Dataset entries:

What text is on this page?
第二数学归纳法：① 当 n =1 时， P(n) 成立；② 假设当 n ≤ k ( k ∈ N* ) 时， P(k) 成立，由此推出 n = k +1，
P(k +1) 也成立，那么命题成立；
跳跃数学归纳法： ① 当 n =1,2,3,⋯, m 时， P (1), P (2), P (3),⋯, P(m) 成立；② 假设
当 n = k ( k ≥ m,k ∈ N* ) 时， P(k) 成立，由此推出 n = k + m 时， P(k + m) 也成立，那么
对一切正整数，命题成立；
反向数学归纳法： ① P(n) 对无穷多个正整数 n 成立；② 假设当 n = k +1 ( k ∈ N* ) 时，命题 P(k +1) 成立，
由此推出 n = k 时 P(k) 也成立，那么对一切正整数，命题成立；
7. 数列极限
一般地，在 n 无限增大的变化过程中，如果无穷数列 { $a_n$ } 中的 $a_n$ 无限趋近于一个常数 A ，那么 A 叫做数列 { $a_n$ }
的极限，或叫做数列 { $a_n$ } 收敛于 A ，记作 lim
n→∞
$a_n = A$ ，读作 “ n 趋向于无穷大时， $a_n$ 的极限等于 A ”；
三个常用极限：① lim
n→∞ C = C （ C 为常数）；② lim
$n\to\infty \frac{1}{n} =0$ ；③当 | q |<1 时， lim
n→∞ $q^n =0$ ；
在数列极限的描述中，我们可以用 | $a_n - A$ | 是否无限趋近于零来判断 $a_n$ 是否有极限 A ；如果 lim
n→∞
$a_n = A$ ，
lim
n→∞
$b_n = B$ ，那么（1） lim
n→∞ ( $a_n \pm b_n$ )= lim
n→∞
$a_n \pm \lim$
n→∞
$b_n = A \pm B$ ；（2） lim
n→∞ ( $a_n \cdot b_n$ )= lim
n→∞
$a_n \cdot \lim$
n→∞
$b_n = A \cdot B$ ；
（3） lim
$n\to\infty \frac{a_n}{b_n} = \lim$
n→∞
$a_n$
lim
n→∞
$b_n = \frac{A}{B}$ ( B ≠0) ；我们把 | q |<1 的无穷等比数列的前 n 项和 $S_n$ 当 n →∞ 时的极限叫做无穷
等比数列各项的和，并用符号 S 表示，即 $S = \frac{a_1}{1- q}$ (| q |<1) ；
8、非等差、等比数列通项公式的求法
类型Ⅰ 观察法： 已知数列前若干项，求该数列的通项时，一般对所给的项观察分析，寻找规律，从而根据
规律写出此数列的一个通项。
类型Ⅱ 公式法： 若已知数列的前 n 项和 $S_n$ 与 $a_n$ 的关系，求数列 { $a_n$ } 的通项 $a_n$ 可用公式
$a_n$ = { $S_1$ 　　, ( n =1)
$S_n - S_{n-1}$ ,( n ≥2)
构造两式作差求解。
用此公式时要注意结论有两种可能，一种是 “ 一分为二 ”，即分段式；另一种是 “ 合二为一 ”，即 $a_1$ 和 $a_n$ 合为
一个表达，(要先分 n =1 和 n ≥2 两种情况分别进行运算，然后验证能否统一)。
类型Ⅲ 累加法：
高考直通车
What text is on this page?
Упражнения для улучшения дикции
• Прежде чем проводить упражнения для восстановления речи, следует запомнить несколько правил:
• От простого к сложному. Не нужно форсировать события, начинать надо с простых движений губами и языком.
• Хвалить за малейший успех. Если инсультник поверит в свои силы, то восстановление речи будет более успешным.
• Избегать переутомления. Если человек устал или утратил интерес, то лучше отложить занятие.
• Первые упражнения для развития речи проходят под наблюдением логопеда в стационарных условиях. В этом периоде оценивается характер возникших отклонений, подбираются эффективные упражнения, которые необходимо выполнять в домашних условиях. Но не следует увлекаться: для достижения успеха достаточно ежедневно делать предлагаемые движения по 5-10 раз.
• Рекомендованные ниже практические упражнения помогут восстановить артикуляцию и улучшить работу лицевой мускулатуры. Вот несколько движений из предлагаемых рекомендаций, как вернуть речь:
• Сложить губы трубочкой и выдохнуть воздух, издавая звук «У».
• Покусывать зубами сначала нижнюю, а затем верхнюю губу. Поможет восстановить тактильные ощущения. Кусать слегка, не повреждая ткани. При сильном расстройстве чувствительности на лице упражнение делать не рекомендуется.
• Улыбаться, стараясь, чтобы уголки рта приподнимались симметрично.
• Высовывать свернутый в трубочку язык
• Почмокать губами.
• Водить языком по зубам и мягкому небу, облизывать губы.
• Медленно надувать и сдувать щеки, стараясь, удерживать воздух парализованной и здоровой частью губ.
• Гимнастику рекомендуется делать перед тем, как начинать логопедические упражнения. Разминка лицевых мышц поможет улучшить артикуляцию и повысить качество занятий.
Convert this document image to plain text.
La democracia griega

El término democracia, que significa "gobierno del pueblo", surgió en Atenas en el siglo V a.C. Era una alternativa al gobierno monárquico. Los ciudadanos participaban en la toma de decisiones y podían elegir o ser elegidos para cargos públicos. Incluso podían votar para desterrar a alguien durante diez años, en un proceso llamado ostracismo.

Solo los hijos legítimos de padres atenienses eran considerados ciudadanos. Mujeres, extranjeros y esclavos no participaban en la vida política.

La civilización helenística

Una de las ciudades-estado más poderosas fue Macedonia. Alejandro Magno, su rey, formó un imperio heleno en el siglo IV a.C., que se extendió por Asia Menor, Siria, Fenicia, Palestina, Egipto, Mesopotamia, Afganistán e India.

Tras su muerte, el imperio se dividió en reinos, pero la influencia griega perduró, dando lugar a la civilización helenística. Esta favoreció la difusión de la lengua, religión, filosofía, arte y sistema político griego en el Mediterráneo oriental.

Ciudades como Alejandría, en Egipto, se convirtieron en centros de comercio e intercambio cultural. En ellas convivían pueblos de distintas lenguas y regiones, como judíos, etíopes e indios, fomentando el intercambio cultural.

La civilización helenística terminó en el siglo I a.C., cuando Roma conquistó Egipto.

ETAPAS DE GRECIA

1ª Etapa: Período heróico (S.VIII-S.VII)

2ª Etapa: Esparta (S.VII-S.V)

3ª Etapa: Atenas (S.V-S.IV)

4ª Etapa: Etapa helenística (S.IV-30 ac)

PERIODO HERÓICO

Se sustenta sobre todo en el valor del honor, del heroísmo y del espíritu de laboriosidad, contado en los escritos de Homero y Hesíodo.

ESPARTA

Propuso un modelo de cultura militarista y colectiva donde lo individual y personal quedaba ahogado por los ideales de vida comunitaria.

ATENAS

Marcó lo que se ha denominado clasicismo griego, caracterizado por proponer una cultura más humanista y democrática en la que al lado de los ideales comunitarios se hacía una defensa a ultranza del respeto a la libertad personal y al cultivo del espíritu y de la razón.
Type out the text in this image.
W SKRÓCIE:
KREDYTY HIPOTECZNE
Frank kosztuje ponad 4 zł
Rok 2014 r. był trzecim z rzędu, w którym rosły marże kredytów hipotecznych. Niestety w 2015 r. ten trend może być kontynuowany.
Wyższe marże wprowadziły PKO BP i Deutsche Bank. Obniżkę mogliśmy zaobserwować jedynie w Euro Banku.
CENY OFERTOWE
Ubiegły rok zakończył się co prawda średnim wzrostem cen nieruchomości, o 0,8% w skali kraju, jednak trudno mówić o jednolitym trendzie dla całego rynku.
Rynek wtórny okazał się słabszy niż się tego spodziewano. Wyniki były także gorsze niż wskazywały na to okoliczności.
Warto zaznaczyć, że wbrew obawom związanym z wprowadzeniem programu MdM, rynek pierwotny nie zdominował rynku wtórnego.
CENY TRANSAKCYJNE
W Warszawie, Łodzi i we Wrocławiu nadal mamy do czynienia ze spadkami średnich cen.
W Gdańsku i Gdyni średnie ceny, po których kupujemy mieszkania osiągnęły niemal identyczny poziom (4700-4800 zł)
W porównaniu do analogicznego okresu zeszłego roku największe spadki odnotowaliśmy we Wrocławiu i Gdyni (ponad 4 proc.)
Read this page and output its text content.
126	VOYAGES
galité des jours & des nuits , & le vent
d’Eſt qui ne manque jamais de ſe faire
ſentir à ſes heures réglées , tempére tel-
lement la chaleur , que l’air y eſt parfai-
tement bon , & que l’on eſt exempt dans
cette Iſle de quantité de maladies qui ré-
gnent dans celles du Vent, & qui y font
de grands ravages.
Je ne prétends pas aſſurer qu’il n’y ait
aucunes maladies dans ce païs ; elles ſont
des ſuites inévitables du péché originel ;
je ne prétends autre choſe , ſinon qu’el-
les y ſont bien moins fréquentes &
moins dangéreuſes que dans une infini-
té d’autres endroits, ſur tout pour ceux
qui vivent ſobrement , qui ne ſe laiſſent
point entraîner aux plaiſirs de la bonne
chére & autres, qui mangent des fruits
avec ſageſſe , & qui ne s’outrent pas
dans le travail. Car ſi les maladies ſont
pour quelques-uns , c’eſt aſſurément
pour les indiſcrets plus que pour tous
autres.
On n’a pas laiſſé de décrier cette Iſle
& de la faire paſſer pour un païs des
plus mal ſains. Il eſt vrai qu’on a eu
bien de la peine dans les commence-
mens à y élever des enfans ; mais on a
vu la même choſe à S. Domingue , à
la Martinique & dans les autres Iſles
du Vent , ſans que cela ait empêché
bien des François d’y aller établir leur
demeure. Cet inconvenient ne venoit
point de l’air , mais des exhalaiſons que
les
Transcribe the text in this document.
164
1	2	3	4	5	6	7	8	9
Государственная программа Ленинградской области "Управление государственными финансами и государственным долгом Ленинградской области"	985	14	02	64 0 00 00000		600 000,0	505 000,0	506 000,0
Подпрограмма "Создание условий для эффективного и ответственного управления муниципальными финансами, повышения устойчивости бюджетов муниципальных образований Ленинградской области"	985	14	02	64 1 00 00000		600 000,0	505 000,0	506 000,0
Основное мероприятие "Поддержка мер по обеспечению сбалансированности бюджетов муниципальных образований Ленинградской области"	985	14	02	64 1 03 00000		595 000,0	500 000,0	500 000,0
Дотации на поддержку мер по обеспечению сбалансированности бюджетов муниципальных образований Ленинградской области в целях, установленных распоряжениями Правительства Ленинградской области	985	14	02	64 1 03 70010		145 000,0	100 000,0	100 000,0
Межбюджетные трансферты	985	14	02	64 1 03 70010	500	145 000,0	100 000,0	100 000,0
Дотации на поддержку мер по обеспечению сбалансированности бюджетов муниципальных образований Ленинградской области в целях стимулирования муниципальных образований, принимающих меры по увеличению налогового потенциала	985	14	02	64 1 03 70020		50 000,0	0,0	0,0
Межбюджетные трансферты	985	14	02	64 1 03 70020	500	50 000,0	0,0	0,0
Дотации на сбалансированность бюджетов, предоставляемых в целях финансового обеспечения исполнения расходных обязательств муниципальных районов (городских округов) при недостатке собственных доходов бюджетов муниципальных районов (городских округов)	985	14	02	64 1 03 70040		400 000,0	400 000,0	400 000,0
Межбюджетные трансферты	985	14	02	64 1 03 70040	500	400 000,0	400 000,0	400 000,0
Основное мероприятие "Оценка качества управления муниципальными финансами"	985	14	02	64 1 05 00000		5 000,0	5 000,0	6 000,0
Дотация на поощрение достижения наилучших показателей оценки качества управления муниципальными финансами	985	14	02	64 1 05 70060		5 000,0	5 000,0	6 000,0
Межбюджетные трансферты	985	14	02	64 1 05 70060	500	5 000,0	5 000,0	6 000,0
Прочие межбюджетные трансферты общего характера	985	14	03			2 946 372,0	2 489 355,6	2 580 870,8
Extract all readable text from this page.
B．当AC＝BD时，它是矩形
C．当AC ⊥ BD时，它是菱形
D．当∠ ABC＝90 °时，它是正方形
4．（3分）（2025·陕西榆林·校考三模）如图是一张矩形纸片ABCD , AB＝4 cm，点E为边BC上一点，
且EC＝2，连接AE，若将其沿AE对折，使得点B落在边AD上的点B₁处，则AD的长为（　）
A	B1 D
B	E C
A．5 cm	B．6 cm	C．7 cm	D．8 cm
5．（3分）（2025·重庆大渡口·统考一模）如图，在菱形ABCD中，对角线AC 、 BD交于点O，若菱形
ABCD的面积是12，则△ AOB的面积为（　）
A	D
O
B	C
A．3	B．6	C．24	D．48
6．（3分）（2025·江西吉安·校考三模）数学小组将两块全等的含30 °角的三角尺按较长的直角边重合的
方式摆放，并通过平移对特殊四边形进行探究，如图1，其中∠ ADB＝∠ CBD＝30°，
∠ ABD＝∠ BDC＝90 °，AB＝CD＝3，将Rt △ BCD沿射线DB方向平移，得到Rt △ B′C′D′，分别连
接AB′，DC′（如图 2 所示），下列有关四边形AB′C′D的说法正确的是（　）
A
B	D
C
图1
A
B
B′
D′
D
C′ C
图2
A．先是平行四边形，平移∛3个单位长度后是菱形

Task to carry out:
Gather every line from the entries above where the word "helenística" appears, and copy them.

Output for this exercise:
La civilización helenística
Tras su muerte, el imperio se dividió en reinos, pero la influencia griega perduró, dando lugar a la civilización helenística. Esta favoreció la difusión de la lengua, religión, filosofía, arte y sistema político griego en el Mediterráneo oriental.
La civilización helenística terminó en el siglo I a.C., cuando Roma conquistó Egipto.
4ª Etapa: Etapa helenística (S.IV-30 ac)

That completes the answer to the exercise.